(WRITTEN TASK):
Find the lines holding the string "hint" in the data, then copy all of them.

(MATERIAL SUPPLIED):
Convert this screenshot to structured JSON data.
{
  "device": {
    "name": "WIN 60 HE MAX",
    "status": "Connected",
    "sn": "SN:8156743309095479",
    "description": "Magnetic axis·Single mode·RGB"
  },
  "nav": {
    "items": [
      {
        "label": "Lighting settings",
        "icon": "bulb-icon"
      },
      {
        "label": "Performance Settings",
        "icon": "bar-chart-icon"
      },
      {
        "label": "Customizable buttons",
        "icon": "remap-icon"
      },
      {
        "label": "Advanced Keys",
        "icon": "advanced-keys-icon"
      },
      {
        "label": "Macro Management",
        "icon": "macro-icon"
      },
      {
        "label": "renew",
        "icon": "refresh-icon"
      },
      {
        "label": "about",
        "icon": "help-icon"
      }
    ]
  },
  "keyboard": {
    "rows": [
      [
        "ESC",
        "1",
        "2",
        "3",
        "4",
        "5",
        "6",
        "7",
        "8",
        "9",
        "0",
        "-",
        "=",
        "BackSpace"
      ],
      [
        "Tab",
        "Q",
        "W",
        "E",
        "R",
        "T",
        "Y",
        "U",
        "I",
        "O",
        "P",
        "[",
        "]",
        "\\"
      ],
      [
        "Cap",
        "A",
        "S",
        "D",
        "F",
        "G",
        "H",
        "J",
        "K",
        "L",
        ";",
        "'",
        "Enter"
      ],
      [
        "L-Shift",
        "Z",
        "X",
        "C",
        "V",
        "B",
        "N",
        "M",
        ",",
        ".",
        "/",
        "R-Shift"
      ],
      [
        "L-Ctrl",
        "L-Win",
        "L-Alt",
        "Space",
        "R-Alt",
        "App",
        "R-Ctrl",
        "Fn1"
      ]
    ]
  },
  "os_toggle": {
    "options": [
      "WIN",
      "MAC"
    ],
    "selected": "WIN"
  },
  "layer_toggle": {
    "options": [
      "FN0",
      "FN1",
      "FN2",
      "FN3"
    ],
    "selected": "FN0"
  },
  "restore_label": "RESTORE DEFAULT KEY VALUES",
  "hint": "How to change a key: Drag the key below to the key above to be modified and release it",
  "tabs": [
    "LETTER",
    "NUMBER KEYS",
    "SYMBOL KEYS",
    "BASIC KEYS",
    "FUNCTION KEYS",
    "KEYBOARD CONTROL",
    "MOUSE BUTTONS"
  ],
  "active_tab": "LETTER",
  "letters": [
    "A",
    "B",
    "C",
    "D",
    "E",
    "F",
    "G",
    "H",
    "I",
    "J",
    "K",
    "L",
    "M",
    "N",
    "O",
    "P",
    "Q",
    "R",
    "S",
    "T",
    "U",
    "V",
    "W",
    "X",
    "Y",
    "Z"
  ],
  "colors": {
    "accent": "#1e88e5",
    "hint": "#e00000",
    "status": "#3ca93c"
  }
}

(COMPLETE ANSWER):
  "hint": "How to change a key: Drag the key below to the key above to be modified and release it",
    "hint": "#e00000",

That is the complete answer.